━━━━━ Extract ━━━━━

Duk, Duk, Duk Olive

Karen returns from a few days break to see her parents today. I had the option of visiting her mum and dad in the People’s Republic of Birtley (PRB) or treating the fences and trellis work in my back garden…… It didn’t take me long before I headed down to Homebase for the wood treatment.

I shouldn’t be so nasty really as they are people of great humanity. For example, Avril was so abhorred with her uncle for invading Poland in 1939, she shaved her moustache off in protest.

George is forever doing stuff for Charity. I just hope that Avril never bumps into Charity at her divinity classes.

Seriously, though, I will forever be in their debt for the help and support they have provided since Karen’s diagnosis. After all, I really don’t know how we’d have coped without their one visit (Oct 2011) in the five years since my courageous spouse was diagnosed with incurable cancer. I can’t thank them enough for being such rocks during these difficult few years.

Am I angry about it? …. You bet your boots I am!

Is there such a saying ‘you bet your boots’ or have I just made that up?….. If there isn’t there should be!

Do I forgive them? …. Do I balls! ……. After all would they forgive me for making up the saying ‘you bet your boots’?……. You bet your boots they wouldn’t!

People who are aware of this situation have told me “They probably are just in denial, Gary.”

Well all I can say is that it’s a bloody good job I didn’t just bury my head in the sand. Otherwise she’d have had no one in the past 5 years (apart from my family and a few friends)! I’ve made idiotic errors under strain at times, but I have also been there every step of the way.

Throughout the many hundreds of hours of Karen’s treatment, consultations, scans and waiting room jaunts I’ve accompanied my strong and determined spouse.

There isn’t anything good about living with cancer at all. However what it can give you is time to say goodbye. Her parents have chosen not to utilise that time with her, unless she goes up there.

Anyway, enough of airing my dirty washing!……. That reminds me, I need to air off some washing before I pick Karen up! I best not dwell on here for too much long.

━━━━━ Supplied data ━━━━━

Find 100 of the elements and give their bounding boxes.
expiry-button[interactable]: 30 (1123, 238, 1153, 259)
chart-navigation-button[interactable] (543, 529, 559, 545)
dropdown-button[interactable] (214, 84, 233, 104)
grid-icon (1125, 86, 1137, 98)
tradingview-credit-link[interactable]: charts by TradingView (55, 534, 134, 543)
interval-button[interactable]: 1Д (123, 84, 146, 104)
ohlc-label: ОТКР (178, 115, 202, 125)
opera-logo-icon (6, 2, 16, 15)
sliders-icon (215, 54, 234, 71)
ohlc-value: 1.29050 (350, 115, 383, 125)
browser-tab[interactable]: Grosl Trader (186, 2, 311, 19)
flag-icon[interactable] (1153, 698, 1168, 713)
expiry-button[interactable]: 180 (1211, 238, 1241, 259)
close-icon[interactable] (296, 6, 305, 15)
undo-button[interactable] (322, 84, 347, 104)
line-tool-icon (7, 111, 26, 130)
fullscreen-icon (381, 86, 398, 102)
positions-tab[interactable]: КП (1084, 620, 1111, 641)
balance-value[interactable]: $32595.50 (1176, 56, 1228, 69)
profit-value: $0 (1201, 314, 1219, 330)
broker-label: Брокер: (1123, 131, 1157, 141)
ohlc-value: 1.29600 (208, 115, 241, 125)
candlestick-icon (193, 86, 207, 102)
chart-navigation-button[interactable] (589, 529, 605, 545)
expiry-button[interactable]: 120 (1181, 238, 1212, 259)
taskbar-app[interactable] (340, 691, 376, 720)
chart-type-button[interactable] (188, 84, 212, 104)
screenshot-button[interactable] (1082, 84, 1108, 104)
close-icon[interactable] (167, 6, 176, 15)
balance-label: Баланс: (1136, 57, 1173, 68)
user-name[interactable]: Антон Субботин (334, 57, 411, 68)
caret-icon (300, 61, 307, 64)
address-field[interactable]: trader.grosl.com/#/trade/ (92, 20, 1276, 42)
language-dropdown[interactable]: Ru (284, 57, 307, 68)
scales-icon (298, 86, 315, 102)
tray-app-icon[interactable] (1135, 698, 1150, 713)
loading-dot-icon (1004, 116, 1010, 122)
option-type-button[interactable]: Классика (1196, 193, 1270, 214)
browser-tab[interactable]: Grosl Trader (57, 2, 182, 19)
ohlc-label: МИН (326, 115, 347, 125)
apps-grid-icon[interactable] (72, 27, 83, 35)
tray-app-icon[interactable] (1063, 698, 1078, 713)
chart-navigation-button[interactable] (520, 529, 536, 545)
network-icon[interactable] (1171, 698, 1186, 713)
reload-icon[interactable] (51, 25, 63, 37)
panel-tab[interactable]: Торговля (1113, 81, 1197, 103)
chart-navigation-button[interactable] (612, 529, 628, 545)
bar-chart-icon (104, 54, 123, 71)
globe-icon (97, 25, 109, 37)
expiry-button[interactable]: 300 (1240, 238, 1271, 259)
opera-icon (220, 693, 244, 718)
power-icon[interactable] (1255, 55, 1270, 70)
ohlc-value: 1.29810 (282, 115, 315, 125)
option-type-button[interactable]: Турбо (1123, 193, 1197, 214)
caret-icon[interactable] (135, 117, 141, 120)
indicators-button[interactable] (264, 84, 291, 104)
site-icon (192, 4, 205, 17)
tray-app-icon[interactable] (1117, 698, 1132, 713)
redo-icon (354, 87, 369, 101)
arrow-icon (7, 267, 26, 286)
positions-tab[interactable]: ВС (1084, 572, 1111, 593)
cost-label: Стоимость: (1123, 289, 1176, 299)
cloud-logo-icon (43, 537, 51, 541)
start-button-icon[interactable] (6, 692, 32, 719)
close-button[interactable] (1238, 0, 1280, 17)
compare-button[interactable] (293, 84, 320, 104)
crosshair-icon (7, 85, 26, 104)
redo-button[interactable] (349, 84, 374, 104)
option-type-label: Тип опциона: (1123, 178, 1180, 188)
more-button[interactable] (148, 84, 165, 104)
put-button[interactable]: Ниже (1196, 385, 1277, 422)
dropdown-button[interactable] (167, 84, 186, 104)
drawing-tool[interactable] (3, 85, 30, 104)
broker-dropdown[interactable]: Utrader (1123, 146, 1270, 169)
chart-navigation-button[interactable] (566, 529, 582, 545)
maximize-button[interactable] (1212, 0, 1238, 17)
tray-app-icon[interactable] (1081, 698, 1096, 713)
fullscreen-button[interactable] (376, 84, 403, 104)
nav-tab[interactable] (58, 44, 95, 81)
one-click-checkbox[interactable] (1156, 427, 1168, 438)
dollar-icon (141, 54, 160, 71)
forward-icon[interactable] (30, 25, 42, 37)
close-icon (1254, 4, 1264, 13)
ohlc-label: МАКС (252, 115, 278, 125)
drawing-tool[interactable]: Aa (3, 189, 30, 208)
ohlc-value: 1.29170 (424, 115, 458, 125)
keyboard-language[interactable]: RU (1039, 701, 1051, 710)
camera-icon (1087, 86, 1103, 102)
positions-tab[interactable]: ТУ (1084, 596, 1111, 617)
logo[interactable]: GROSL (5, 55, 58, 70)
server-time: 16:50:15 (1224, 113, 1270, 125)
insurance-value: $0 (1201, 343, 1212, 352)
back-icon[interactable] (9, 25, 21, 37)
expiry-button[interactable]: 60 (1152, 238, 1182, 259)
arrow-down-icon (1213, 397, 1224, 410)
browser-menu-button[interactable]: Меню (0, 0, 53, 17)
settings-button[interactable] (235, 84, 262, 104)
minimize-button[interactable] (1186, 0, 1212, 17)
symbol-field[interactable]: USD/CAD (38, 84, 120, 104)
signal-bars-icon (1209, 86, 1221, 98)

━━━━━

Write the next part of the blog post about Karen's parents, starting after its final sentence. None of these rows are needed for the work.

Answer to this exercise:
Before I close I wanted to share an old photo (recently unearthed) of a family BBQ over 10 years ago. It is a picture of me, halfway through my meal, performing a very unconvincing Popeye impression.

I think I should have put more spinach on my plate at the time, as shortly after this was taken Karen had to cut up my steak for me! (That’s a joke, by the way!…… It was my mum!).

Duk, duk, duk Olive!

When you look at this picture it may become clear why Karen’s parents aren’t that keen to visit. Reading this blog possibly helps you understand another contributing factor!

Right, I’m off to sing the national anthem of the People’s Republic of Birtley (God Save Our Birtley Baths), followed by airing washing of a different kind!

Oh, and I best not forget I’ve got my wee Mrs to pick up as well! I’ve missed her these last few days, god bless her!

I do realise that airing your dirty washing in public is not big and it’s not clever. But allegedly neither is ex footballer Gary Neville’s penis and that was aired to a significantly large audience than mine.

Actually scratch that comment about Neville, I’ve just read his penis is clever and is in possession of a degree in rocket science from Salford College…… Just to clarify I didn’t find that information out by googling ‘qualifications of Gary Neville’s penis’! You’ll be stunned to know I made this up!

Seriously, though, I love Karen’s parents who are like the mother and father-in-law I never had!…… I’m going now as I haven’t got a chuffing clue where my mind is currently venturing!…… God has just ordered me to stop writing!